TASK TO CARRY OUT
Copy each line exactly.

Dataset items
···

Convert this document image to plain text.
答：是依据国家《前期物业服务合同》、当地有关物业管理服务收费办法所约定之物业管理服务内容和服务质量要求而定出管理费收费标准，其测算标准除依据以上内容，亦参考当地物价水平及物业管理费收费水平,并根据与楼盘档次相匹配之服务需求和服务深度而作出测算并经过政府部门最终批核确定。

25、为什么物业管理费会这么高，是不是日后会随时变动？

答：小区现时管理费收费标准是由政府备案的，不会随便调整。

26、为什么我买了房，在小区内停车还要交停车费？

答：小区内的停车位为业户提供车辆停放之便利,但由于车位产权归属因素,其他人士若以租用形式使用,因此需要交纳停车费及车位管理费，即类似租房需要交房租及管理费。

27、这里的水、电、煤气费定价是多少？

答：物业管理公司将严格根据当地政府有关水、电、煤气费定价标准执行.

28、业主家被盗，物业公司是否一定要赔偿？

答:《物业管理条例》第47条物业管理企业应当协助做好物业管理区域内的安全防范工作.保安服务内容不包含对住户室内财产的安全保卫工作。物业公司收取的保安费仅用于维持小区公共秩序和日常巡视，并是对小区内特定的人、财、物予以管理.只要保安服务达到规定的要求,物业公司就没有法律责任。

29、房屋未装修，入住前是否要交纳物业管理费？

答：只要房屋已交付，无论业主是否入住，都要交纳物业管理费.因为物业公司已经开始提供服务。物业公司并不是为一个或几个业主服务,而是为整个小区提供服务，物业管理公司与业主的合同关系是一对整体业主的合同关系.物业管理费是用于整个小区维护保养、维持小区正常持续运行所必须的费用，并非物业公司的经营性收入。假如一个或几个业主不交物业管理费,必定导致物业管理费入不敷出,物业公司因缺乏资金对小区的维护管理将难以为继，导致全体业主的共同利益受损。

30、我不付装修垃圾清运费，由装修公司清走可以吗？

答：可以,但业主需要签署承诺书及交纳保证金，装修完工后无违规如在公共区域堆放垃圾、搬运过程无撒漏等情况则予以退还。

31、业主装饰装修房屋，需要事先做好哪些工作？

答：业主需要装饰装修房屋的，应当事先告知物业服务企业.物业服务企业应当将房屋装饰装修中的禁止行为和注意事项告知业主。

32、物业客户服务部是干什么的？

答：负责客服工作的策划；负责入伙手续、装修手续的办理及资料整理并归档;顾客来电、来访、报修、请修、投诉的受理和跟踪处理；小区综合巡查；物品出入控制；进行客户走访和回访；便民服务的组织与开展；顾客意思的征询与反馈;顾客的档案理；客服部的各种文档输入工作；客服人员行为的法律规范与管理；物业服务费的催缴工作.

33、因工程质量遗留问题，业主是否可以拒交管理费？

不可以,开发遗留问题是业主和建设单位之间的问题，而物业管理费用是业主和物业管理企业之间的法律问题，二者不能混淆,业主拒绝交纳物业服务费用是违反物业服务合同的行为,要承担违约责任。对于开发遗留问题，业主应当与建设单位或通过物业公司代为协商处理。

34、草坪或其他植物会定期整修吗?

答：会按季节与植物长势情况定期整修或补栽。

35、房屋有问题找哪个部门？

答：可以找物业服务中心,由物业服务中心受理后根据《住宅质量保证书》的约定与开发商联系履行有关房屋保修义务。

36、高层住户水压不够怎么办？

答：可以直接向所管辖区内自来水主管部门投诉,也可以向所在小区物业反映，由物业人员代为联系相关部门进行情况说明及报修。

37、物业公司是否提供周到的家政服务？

···

REPLY
Convert this document image to plain text.
答：是依据国家《前期物业服务合同》、当地有关物业管理服务收费办法所约定之物业管理服务内容和服务质量要求而定出管理费收费标准，其测算标准除依据以上内容，亦参考当地物价水平及物业管理费收费水平,并根据与楼盘档次相匹配之服务需求和服务深度而作出测算并经过政府部门最终批核确定。

25、为什么物业管理费会这么高，是不是日后会随时变动？

答：小区现时管理费收费标准是由政府备案的，不会随便调整。

26、为什么我买了房，在小区内停车还要交停车费？

答：小区内的停车位为业户提供车辆停放之便利,但由于车位产权归属因素,其他人士若以租用形式使用,因此需要交纳停车费及车位管理费，即类似租房需要交房租及管理费。

27、这里的水、电、煤气费定价是多少？

答：物业管理公司将严格根据当地政府有关水、电、煤气费定价标准执行.

28、业主家被盗，物业公司是否一定要赔偿？

答:《物业管理条例》第47条物业管理企业应当协助做好物业管理区域内的安全防范工作.保安服务内容不包含对住户室内财产的安全保卫工作。物业公司收取的保安费仅用于维持小区公共秩序和日常巡视，并是对小区内特定的人、财、物予以管理.只要保安服务达到规定的要求,物业公司就没有法律责任。

29、房屋未装修，入住前是否要交纳物业管理费？

答：只要房屋已交付，无论业主是否入住，都要交纳物业管理费.因为物业公司已经开始提供服务。物业公司并不是为一个或几个业主服务,而是为整个小区提供服务，物业管理公司与业主的合同关系是一对整体业主的合同关系.物业管理费是用于整个小区维护保养、维持小区正常持续运行所必须的费用，并非物业公司的经营性收入。假如一个或几个业主不交物业管理费,必定导致物业管理费入不敷出,物业公司因缺乏资金对小区的维护管理将难以为继，导致全体业主的共同利益受损。

30、我不付装修垃圾清运费，由装修公司清走可以吗？

答：可以,但业主需要签署承诺书及交纳保证金，装修完工后无违规如在公共区域堆放垃圾、搬运过程无撒漏等情况则予以退还。

31、业主装饰装修房屋，需要事先做好哪些工作？

答：业主需要装饰装修房屋的，应当事先告知物业服务企业.物业服务企业应当将房屋装饰装修中的禁止行为和注意事项告知业主。

32、物业客户服务部是干什么的？

答：负责客服工作的策划；负责入伙手续、装修手续的办理及资料整理并归档;顾客来电、来访、报修、请修、投诉的受理和跟踪处理；小区综合巡查；物品出入控制；进行客户走访和回访；便民服务的组织与开展；顾客意思的征询与反馈;顾客的档案理；客服部的各种文档输入工作；客服人员行为的法律规范与管理；物业服务费的催缴工作.

33、因工程质量遗留问题，业主是否可以拒交管理费？

不可以,开发遗留问题是业主和建设单位之间的问题，而物业管理费用是业主和物业管理企业之间的法律问题，二者不能混淆,业主拒绝交纳物业服务费用是违反物业服务合同的行为,要承担违约责任。对于开发遗留问题，业主应当与建设单位或通过物业公司代为协商处理。

34、草坪或其他植物会定期整修吗?

答：会按季节与植物长势情况定期整修或补栽。

35、房屋有问题找哪个部门？

答：可以找物业服务中心,由物业服务中心受理后根据《住宅质量保证书》的约定与开发商联系履行有关房屋保修义务。

36、高层住户水压不够怎么办？

答：可以直接向所管辖区内自来水主管部门投诉,也可以向所在小区物业反映，由物业人员代为联系相关部门进行情况说明及报修。

37、物业公司是否提供周到的家政服务？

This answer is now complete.